_Selected extract_.

★ ★ ★ ★

The price adjustment at Alchemy Lab is taking effect as of this update. Thank you so much to everyone for their patience and understanding!



From the 26 February 2010 update:

The Chaste Moon update is live at Black Phoenix Squared!

CHASTE MOON 2010
Though March marks the end of the desolation and chill of winter, it is not yet Spring, the time of rebirth, fertility and the Earth's fecundity. March's Full Moon is a Virgin's Moon, pure, youthful, unsullied and innocent. This is the Moon of the Child, and the scent is as soft and gentle as a baby's breath: milky blossoms and soft cream touch the last buds of winter, coupled with crystalline, bright traditional Lunar oils.



Pale, luminous grey shimmer ink on black tee. Artwork for Trading Post's Lunacy tee by Jennifer Williamson!



Also live this month at Black Phoenix Alchemy Lab

IDES OF MARCH 2010

The Ides marked an auspicious time in the Roman calendar. Depending on the month in question, the Ides fell on the thirteenth or fifteenth, and usually marked the Full Moon. As we all know, it was not an auspicious day for Julius Caesar, nor was it fortuitous for H.P. Lovecraft, who also met his maker on this infamous day. Tu quoque, Brute, fili mi! A mixture of springtime greenery and classical Roman cologne: dark musk, spikenard, bergamot, lemon rind and vervain with costus, benzoin, gray amber, cardamom, and white narcissus.



The Bards of Ireland return for a limited engagement

++ LE: THE BARDS OF IRELAND 2010
Irish bards were members of a hereditary caste of learned poets. They were officials of the courts of their chieftains and kings, and served as historians, storytellers, and satirists. They were immersed in the rich history of their clan and country, and learned the intricacies of their craft from birth. Their words held so much power that it was believed that a glam dicing, or satirical incantation, spoken by a bard held the magic of a curse.

This series is celebration of great Irish poets and storytellers. Through these poems, we touch the glory, beauty, and grief that permeates the soul of Ireland.

THE HARP OF CNOC I'CHOSGAIR
Gofraidh Fion O Dalaigh
Harp of Cnoc I'Chosgair, you who bring sleep
to eyes long sleepless;
sweet subtle, plangent, glad, cooling grave.
Excellent instrument with smooth gentle curve,
trilling under red fingers,
musician that has charmed us,
red, lion-like of full melody.

You who lure the bird from the flock,
you who refresh the mind,
brown spotted one of sweet words,
ardent, wondrous, passionate.
You who heal every wounded warrior,
joy and allurement to women,
familiar guide over the dark blue water,
mystic sweet sounding music.

You who silence every instrument of music,
yourself a sweet plaintive instrument,
dweller among the Race of Conn,
instrument yellow-brown and firm.
The one darling of sages,
restless, smooth, sweet of tune,
crimson star above the Fairy Hills,
breast jewel of High Kings.

Sweet tender flowers, brown harp of Diarmaid,
shape not unloved by hosts, voice of cuckoos in May!

★ ★ ★ ★

_Given data_.
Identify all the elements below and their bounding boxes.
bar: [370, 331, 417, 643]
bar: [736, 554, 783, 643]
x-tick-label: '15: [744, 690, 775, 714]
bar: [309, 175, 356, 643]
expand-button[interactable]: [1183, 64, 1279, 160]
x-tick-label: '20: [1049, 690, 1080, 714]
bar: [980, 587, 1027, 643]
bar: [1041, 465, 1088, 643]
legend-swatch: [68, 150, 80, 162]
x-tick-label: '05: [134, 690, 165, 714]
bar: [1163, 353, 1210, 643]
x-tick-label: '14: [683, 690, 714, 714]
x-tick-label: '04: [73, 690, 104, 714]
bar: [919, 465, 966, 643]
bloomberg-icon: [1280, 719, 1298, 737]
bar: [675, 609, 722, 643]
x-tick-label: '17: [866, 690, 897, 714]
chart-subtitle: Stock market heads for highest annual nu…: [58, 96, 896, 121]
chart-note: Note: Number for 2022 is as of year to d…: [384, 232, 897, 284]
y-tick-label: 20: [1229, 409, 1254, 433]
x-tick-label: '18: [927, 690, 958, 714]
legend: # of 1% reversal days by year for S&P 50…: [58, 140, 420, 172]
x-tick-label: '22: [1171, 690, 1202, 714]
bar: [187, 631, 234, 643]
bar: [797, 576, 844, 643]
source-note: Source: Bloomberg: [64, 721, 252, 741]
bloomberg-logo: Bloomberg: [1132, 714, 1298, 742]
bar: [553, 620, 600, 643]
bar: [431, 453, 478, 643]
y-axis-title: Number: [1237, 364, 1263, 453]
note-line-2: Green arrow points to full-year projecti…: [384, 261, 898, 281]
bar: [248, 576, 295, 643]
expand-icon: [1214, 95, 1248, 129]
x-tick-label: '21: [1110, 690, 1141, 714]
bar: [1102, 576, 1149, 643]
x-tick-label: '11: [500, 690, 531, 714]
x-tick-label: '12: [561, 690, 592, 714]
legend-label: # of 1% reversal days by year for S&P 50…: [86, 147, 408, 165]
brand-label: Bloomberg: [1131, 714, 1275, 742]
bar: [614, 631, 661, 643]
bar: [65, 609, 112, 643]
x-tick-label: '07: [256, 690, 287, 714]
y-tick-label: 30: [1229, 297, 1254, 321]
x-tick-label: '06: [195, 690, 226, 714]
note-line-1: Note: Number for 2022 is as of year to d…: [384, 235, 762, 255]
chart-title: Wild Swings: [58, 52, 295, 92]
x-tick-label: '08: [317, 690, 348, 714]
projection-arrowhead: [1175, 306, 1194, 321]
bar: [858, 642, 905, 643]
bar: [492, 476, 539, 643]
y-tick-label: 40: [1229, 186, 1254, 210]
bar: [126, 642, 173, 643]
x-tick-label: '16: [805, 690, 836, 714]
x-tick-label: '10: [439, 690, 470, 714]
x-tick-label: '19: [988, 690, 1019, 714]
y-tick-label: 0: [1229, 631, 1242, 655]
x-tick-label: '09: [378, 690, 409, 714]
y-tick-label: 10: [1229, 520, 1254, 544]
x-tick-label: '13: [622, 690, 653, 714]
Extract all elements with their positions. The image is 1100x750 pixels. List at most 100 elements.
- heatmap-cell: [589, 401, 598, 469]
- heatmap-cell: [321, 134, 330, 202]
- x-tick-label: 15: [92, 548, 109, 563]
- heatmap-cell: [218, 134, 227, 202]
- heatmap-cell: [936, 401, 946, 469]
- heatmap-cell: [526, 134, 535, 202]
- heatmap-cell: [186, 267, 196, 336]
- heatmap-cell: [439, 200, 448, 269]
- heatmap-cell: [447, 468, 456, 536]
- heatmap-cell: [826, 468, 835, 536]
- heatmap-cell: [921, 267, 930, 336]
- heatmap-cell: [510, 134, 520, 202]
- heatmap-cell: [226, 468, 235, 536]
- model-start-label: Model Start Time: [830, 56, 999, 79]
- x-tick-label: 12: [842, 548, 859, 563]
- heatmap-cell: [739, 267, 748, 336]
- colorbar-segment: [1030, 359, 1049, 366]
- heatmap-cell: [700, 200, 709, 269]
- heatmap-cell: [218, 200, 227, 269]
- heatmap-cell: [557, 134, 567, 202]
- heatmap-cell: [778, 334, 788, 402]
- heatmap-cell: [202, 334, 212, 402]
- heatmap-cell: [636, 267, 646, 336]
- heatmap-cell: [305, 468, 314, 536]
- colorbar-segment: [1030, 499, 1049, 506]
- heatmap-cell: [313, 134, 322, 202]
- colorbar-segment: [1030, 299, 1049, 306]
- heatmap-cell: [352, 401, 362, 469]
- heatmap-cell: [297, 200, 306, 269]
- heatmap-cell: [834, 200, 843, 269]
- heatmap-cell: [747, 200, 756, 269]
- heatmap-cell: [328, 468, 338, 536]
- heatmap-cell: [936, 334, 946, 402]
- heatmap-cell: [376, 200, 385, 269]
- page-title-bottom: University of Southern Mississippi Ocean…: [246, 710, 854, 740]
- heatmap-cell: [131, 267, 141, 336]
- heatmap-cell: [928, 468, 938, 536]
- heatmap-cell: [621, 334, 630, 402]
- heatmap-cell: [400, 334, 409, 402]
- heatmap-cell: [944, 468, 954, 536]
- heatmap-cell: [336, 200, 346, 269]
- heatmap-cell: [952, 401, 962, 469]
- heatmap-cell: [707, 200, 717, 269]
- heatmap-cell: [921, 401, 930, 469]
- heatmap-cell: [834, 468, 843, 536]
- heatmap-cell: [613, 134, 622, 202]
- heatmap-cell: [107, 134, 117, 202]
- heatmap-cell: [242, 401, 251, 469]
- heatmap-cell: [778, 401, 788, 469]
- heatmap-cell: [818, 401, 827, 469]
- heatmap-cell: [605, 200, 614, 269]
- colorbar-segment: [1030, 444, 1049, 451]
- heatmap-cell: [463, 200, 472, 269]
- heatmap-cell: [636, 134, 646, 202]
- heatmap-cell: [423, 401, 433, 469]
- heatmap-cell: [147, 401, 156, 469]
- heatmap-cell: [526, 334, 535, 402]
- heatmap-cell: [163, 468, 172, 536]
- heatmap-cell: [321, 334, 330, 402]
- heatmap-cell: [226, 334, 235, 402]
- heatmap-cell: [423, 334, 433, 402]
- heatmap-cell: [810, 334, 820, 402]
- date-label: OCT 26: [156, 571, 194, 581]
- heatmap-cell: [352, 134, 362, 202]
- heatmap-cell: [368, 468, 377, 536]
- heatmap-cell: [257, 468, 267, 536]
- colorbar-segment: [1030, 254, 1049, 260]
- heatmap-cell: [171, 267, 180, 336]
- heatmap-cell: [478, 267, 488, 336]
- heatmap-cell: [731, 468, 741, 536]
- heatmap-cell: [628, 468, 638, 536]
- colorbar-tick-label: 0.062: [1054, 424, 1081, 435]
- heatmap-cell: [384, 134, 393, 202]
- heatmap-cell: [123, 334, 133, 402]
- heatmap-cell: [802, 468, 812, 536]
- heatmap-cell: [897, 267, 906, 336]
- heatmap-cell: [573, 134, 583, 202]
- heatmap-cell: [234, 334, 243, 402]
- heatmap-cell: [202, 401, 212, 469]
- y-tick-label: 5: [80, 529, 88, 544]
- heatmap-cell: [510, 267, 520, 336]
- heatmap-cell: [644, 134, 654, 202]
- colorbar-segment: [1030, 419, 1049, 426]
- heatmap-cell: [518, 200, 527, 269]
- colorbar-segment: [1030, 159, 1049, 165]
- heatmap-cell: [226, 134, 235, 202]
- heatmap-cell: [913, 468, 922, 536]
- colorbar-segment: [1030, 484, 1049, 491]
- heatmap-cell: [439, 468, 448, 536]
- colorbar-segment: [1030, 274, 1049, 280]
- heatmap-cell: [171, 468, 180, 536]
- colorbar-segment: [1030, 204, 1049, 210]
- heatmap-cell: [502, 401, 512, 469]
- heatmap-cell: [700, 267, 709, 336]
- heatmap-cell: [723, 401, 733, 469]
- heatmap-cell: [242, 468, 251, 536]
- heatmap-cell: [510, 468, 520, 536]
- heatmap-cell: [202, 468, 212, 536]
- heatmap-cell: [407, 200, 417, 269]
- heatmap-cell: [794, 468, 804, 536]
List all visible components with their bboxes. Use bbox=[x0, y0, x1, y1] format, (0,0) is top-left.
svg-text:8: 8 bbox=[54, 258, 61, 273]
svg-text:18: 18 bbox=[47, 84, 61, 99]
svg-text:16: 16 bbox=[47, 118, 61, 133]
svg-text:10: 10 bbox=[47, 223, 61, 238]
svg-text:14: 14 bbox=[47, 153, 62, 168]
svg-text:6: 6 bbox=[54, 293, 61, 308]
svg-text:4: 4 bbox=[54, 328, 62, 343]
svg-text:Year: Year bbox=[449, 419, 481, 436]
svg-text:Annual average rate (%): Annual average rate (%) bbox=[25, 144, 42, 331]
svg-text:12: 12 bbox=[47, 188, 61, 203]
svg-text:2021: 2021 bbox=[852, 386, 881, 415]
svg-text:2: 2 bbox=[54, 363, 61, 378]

★ ★ ★ ★

_Tasks for this exercise_.
**a)** Summarize the fragrance update in two sentences.
**b)** According to the fragrance update, on which days of the month did the Ides fall?
**c)** Carry on the fragrance update from the point at which it stops.
The entries come from a separate source, unrelated to the fragrance update.

_Exercise results_.
**a)** The update announces that a price adjustment at Alchemy Lab is taking effect, and that the Chaste Moon 2010 scent of milky blossoms, soft cream and bright Lunar oils is live at Black Phoenix Squared alongside a Lunacy tee. It also introduces Ides of March 2010, a mix of springtime greenery and classical Roman cologne, and announces the limited return of The Bards of Ireland, a series celebrating great Irish poets and storytellers.

**b)** Depending on the month, the Ides fell on the thirteenth or the fifteenth.

**c)**
I have not heard music ever such as your frame makes
since the time of the Fairy People,
fair brown many coloured bough,
gentle, powerful, glorious.

Sound of the calm wave on the beach,
pure shadowing tree of pure music,
carousals are drunk in your company,
voice of the swan over shining streams.
Cry of the Fairy Women from the Fairy Hill of Ler,
no melody can match you,
every house is sweet stringed through your guidance,
you the pinnacle of harp music.

Gilded amber, tiare, golden sandalwood, vanilla, cardamom, and tagetes.


LITTLE BIRD
Traditional
Little bird! O little bird!
I wonder at what thou doest,
Thou singing merry far from me,
I in sadness all alone!

Little bird! O little bird!
I wonder at how thou art
Thou high on the tips of branching boughs,
I on the ground a-creeping!

Little bird! O little bird!
Thou art music far away,
Like the tender croon of the mother loved
In the kindly sleep of death.

Night air, wild jostaberry, melancholy thistle, meadowgrass, marsh marigold, and butterwort.


THE TRAVELLER
Oliver Goldsmith
Vain, very vain, my weary search to find
That bliss which only centres in the mind:
Why have I stray'd from pleasure and repose,
To seek a good each government bestows?
In every government, though terrors reign,
Though tyrant kings, or tyrant laws restrain,
How small, of all that human hearts endure,
That part which laws or kings can cause or cure!
Still to ourselves in every place consign'd,
Our own felicity we make or find:
With secret course, which no loud storms annoy,
Glides the smooth current of domestic joy.
The lifted axe, the agonizing wheel,
Luke's iron crown, and Damien's bed of steel,
To men remote from power but rarely known,
Leave reason, faith, and conscience, all our own.

A wanderer, poised at the point where three great countries meet, ruminating on government, nationalism, religion, and personal character: boot leather, pipe tobacco, and the dust of soft resins, herbs, and soil-flecked gravel picked on long, solitary travels.



The next in our joint series inspired by Neil Gaiman's 15 Painted Cards From a Vampire Tarot is also live (undead) at Black Phoenix Alchemy Lab and Black Phoenix Trading Post: the Priestess.



Black ink on dusty cobalt burnout fabric. The tees are $35, and the tarot card and perfume set is $30.

Artwork by the inimitable Madame Talbot!

Proceeds from all sales from the Tarot series, both the scent and card set at Alchemy Lab and the tee at Black Phoenix Trading Post, benefit the Comic Book Legal Defense Fund!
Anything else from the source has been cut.